Answer with nothing but the number of lines that include the word "аварийно".
□ □ □ □ □
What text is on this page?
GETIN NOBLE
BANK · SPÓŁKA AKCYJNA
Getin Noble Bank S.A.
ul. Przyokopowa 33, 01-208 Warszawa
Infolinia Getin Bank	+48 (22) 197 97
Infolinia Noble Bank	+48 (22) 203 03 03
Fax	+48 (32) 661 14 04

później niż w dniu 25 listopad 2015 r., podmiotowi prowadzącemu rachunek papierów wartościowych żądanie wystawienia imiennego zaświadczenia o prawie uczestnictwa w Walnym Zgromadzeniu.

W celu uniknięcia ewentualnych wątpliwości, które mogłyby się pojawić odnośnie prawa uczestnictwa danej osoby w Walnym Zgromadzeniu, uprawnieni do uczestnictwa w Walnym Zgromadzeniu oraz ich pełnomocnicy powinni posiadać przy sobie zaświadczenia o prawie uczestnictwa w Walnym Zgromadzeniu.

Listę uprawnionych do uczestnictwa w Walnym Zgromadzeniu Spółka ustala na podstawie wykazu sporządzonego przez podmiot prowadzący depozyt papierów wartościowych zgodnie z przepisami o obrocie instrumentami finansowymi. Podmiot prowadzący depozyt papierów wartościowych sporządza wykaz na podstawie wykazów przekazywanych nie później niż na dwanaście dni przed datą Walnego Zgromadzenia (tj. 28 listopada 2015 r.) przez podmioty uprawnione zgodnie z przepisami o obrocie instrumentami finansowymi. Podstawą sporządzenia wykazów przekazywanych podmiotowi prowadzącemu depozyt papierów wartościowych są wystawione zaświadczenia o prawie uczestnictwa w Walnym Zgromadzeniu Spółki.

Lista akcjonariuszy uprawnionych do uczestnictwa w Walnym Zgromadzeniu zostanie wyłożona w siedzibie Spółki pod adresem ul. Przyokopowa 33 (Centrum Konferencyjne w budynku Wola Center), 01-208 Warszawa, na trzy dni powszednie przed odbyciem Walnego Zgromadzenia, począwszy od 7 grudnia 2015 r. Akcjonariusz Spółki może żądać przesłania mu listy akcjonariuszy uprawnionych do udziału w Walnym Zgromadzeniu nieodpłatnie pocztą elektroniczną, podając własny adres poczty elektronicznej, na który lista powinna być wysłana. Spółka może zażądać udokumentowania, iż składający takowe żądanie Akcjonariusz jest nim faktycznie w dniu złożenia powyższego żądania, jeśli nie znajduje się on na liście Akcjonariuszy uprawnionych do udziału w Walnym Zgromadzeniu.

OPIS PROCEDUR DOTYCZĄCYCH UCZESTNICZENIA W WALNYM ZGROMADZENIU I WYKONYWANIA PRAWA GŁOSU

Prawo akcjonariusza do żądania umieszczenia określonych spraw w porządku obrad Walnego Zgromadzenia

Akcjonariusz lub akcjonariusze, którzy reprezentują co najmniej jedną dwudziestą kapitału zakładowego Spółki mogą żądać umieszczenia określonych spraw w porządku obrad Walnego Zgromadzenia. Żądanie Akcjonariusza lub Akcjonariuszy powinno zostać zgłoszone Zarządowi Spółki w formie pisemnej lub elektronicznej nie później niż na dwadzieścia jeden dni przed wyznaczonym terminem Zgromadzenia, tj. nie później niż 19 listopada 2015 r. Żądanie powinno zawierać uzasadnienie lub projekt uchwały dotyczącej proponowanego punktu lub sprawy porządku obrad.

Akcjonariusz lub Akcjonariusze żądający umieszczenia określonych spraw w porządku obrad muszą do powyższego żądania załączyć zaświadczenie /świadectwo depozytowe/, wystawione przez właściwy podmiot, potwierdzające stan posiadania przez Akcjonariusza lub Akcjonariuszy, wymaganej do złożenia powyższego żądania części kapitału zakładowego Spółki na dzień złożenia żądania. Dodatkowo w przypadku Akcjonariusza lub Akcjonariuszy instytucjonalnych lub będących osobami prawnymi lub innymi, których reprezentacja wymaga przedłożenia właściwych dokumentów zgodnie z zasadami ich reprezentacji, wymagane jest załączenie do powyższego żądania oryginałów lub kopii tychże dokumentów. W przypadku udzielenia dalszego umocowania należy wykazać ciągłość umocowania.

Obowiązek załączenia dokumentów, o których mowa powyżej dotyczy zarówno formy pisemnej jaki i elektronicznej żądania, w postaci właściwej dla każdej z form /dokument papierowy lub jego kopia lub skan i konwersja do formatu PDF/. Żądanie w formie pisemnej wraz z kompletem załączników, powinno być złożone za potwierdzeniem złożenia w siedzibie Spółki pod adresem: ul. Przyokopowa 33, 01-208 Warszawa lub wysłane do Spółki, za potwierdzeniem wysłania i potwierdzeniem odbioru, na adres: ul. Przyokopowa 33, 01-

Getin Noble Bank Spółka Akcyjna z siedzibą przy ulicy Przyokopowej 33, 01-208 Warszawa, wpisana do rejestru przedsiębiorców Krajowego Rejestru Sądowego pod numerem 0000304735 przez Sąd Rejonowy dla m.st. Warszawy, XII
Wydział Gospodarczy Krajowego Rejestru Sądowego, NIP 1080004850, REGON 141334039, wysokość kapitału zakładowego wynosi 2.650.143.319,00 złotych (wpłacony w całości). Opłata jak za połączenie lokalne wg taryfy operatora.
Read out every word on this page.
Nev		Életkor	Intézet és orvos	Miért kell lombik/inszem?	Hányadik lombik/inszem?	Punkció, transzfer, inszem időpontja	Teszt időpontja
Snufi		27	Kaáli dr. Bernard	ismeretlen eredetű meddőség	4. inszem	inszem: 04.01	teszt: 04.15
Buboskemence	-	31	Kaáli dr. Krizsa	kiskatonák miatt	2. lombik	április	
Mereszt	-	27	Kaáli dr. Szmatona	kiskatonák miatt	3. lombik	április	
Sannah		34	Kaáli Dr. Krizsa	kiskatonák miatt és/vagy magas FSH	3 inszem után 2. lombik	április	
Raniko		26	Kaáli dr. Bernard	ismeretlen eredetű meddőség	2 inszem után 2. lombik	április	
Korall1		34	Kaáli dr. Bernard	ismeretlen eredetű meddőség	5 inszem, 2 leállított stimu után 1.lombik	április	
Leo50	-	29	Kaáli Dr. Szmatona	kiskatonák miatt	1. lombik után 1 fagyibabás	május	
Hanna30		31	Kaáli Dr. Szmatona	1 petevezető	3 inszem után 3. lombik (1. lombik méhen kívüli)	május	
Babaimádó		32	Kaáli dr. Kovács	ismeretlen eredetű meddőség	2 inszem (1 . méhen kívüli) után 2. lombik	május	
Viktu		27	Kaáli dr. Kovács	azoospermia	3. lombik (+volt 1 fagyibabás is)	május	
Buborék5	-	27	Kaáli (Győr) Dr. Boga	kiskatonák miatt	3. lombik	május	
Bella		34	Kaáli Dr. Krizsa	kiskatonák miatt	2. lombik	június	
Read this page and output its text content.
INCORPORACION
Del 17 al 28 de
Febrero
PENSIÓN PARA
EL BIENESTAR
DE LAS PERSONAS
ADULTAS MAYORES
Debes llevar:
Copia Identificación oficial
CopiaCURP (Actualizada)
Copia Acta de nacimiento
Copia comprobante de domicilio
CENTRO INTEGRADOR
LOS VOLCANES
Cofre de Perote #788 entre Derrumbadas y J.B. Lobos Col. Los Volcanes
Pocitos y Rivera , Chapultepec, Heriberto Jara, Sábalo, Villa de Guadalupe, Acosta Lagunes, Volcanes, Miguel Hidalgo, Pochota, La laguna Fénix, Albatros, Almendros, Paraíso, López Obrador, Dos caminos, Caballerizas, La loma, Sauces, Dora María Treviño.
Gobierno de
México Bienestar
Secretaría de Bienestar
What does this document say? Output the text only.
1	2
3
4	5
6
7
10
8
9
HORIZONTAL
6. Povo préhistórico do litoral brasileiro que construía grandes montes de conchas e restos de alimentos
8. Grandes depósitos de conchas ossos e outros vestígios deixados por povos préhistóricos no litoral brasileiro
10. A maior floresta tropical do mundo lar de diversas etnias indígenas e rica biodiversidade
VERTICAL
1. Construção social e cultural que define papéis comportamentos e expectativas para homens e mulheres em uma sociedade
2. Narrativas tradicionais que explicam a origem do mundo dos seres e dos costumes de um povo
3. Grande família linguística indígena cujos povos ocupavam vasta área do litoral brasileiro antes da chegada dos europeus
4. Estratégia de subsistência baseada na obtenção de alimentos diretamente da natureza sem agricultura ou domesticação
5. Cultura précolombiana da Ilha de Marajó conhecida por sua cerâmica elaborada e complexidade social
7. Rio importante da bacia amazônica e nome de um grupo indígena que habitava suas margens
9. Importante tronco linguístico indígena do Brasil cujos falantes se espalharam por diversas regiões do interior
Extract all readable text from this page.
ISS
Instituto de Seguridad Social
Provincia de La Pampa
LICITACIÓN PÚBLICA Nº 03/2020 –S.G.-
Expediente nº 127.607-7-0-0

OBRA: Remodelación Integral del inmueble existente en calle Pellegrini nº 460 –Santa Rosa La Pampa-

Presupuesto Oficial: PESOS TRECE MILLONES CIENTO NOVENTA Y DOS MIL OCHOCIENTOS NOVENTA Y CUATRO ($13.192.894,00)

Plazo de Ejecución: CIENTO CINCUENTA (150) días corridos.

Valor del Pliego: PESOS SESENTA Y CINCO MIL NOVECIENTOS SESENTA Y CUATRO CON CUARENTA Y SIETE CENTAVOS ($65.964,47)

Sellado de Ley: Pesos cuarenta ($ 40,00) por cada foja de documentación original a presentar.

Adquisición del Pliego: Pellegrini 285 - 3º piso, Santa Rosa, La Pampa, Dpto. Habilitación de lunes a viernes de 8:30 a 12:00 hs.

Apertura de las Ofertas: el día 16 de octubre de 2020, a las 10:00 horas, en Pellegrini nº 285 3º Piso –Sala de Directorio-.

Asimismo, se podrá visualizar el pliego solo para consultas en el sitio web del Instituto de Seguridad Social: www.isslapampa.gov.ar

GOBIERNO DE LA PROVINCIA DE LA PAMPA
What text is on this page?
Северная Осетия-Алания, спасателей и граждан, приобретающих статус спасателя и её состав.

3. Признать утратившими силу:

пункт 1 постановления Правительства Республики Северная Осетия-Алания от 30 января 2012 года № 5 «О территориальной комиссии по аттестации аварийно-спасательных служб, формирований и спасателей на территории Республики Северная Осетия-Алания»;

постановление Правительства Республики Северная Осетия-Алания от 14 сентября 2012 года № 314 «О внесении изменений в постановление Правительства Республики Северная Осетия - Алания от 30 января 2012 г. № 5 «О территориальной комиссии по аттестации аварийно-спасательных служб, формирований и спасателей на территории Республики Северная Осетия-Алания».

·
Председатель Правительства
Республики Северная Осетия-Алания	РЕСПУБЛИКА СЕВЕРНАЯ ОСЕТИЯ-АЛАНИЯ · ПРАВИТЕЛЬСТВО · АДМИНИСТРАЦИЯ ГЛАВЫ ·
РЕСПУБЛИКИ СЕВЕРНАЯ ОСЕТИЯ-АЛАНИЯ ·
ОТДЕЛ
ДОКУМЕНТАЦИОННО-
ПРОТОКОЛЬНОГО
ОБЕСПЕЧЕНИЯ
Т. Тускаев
□ □ □ □ □
### ANSWER TO THIS EXERCISE
2